STATED EXERCISE >> From the records below, copy every line that contains the word "академія".

Data listing
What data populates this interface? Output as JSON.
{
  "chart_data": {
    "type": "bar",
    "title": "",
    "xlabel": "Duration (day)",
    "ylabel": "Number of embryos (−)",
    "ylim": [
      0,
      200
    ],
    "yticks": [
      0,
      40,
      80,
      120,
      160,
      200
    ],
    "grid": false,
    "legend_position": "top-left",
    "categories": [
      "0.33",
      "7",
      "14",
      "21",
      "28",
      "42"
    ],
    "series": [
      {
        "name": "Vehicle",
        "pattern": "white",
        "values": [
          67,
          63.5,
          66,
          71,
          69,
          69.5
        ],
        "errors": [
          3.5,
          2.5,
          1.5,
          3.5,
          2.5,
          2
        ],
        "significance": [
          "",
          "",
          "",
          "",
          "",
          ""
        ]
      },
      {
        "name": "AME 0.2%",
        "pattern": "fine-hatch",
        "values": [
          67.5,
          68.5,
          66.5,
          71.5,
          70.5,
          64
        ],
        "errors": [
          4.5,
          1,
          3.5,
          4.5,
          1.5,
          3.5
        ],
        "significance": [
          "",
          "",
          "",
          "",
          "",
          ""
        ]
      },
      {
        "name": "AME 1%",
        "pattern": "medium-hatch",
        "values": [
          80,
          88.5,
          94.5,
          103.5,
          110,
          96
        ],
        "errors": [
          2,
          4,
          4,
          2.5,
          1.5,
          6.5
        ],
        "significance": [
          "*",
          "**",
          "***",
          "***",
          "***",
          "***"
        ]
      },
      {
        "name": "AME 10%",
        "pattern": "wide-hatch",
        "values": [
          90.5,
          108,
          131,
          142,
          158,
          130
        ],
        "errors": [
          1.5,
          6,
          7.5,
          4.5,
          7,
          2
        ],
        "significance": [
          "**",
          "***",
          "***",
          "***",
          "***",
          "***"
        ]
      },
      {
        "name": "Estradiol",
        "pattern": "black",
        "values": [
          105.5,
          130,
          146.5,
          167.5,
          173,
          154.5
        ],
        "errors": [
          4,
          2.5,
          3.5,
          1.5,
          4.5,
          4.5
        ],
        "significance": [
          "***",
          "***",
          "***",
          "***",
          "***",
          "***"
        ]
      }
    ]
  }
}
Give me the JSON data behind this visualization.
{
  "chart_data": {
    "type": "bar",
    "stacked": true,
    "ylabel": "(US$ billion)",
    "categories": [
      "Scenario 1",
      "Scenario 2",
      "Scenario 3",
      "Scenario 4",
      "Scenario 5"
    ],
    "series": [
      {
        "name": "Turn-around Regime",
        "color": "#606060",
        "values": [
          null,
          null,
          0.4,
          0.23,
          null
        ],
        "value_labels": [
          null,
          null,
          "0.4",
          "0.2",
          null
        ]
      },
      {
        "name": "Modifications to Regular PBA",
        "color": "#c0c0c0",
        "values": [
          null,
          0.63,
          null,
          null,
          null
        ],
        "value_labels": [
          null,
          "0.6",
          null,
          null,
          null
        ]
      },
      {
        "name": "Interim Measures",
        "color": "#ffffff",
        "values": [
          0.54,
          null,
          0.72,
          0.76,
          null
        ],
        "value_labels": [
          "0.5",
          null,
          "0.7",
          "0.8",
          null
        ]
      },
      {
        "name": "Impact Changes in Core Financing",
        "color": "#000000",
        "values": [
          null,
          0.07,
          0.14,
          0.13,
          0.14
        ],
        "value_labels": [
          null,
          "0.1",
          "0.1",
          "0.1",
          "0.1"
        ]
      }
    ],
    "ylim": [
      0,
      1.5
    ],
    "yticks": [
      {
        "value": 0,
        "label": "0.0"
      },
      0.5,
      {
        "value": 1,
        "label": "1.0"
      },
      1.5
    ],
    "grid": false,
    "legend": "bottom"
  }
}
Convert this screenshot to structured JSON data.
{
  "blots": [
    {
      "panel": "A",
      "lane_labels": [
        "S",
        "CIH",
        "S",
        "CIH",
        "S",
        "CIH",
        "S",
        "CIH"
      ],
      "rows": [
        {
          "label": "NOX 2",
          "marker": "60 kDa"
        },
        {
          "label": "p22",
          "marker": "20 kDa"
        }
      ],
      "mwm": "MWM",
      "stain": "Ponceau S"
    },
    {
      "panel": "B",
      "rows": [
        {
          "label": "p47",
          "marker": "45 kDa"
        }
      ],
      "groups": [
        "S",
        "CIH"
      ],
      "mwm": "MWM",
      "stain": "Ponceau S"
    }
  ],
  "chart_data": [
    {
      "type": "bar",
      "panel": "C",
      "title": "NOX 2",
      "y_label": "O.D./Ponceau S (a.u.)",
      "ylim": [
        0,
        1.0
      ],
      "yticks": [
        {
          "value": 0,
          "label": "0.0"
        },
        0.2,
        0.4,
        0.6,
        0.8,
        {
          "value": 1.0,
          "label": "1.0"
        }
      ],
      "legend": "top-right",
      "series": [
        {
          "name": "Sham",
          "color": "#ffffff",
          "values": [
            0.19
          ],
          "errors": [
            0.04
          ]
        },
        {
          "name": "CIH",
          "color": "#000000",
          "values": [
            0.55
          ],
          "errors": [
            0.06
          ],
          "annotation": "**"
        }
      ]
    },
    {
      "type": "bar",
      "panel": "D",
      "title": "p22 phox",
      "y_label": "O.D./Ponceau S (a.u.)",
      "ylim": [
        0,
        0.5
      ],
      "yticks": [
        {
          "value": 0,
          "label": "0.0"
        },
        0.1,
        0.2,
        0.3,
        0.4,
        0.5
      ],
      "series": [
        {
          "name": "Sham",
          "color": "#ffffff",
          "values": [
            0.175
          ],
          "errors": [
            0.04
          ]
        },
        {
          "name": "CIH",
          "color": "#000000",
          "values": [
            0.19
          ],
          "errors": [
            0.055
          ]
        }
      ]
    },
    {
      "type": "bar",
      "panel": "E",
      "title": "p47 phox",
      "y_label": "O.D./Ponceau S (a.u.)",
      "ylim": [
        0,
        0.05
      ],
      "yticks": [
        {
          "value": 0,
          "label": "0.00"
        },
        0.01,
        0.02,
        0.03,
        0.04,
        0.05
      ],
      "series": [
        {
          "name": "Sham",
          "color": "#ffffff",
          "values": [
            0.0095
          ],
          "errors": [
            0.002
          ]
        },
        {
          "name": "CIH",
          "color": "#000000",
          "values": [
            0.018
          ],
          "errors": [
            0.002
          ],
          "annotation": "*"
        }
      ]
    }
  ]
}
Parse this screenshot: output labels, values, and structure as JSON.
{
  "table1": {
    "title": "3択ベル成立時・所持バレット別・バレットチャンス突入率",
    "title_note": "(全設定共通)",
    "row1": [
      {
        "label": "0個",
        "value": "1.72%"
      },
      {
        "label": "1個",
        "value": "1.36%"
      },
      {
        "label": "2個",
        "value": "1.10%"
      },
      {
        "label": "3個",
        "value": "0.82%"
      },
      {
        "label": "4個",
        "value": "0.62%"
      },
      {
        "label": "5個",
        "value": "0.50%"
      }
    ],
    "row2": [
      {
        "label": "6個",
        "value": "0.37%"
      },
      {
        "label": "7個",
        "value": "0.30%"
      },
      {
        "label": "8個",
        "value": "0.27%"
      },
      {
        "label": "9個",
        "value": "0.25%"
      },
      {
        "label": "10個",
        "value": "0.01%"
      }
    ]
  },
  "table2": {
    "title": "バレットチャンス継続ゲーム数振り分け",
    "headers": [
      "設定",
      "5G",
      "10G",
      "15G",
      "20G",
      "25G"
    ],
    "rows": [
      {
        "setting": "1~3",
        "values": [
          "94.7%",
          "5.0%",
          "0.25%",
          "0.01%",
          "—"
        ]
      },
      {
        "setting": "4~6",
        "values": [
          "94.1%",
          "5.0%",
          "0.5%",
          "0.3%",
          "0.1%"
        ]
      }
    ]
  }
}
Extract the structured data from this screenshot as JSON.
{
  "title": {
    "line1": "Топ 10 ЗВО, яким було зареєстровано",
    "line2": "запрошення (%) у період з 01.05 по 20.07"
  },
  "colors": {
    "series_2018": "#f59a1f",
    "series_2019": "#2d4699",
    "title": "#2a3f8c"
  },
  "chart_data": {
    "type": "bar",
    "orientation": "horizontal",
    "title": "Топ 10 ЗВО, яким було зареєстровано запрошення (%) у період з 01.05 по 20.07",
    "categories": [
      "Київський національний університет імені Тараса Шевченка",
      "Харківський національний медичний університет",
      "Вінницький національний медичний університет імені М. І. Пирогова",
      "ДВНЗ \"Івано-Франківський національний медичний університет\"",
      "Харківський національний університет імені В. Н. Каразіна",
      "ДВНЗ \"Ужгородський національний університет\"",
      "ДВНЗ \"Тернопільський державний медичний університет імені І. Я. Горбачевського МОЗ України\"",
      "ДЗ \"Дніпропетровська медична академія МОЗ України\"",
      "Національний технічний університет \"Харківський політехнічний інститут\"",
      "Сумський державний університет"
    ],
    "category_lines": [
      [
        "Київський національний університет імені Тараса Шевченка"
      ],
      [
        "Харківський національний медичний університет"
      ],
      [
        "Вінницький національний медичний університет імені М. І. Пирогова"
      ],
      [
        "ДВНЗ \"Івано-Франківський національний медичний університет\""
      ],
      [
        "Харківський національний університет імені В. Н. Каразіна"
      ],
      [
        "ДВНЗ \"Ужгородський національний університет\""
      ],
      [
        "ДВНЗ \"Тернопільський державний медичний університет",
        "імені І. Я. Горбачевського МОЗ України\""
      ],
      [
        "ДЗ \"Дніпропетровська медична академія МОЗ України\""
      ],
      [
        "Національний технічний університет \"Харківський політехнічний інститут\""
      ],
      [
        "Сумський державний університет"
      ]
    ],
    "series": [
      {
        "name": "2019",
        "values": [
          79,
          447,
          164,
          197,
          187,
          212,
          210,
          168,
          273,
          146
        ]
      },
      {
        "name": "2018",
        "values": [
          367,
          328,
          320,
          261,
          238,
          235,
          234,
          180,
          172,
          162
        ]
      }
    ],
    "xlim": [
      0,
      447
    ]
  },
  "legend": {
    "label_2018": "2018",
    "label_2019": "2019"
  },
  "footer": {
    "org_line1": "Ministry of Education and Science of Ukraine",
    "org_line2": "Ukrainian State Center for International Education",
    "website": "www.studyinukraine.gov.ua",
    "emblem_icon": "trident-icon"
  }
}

FULL ANSWER >>
      "ДЗ \"Дніпропетровська медична академія МОЗ України\"",
        "ДЗ \"Дніпропетровська медична академія МОЗ України\""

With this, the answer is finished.